## Start

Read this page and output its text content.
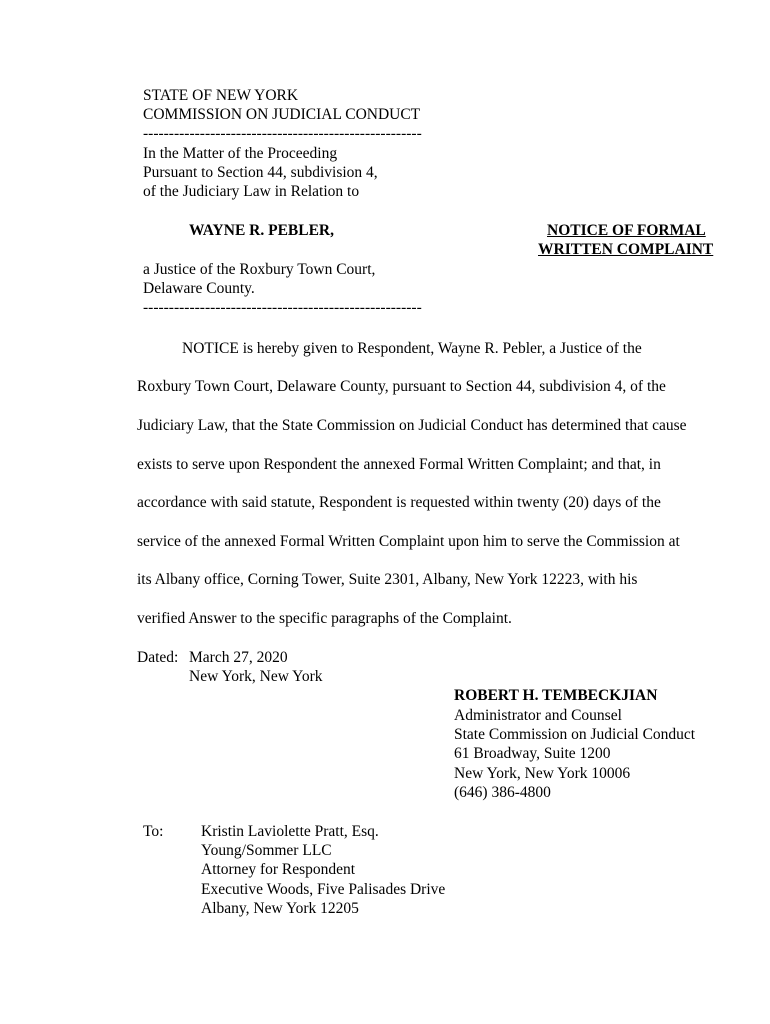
STATE OF NEW YORK
COMMISSION ON JUDICIAL CONDUCT
------------------------------------------------------
In the Matter of the Proceeding
Pursuant to Section 44, subdivision 4,
of the Judiciary Law in Relation to
WAYNE R. PEBLER,	NOTICE OF FORMAL
WRITTEN COMPLAINT
a Justice of the Roxbury Town Court,
Delaware County.
------------------------------------------------------
NOTICE is hereby given to Respondent, Wayne R. Pebler, a Justice of the
Roxbury Town Court, Delaware County, pursuant to Section 44, subdivision 4, of the
Judiciary Law, that the State Commission on Judicial Conduct has determined that cause
exists to serve upon Respondent the annexed Formal Written Complaint; and that, in
accordance with said statute, Respondent is requested within twenty (20) days of the
service of the annexed Formal Written Complaint upon him to serve the Commission at
its Albany office, Corning Tower, Suite 2301, Albany, New York 12223, with his
verified Answer to the specific paragraphs of the Complaint.
Dated: March 27, 2020
New York, New York
ROBERT H. TEMBECKJIAN
Administrator and Counsel
State Commission on Judicial Conduct
61 Broadway, Suite 1200
New York, New York 10006
(646) 386-4800
To: Kristin Laviolette Pratt, Esq.
Young/Sommer LLC
Attorney for Respondent
Executive Woods, Five Palisades Drive
Albany, New York 12205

## End

_To do_
Copy every line above that holds the word "Delaware".

_Result for this exercise_
Delaware County.
Roxbury Town Court, Delaware County, pursuant to Section 44, subdivision 4, of the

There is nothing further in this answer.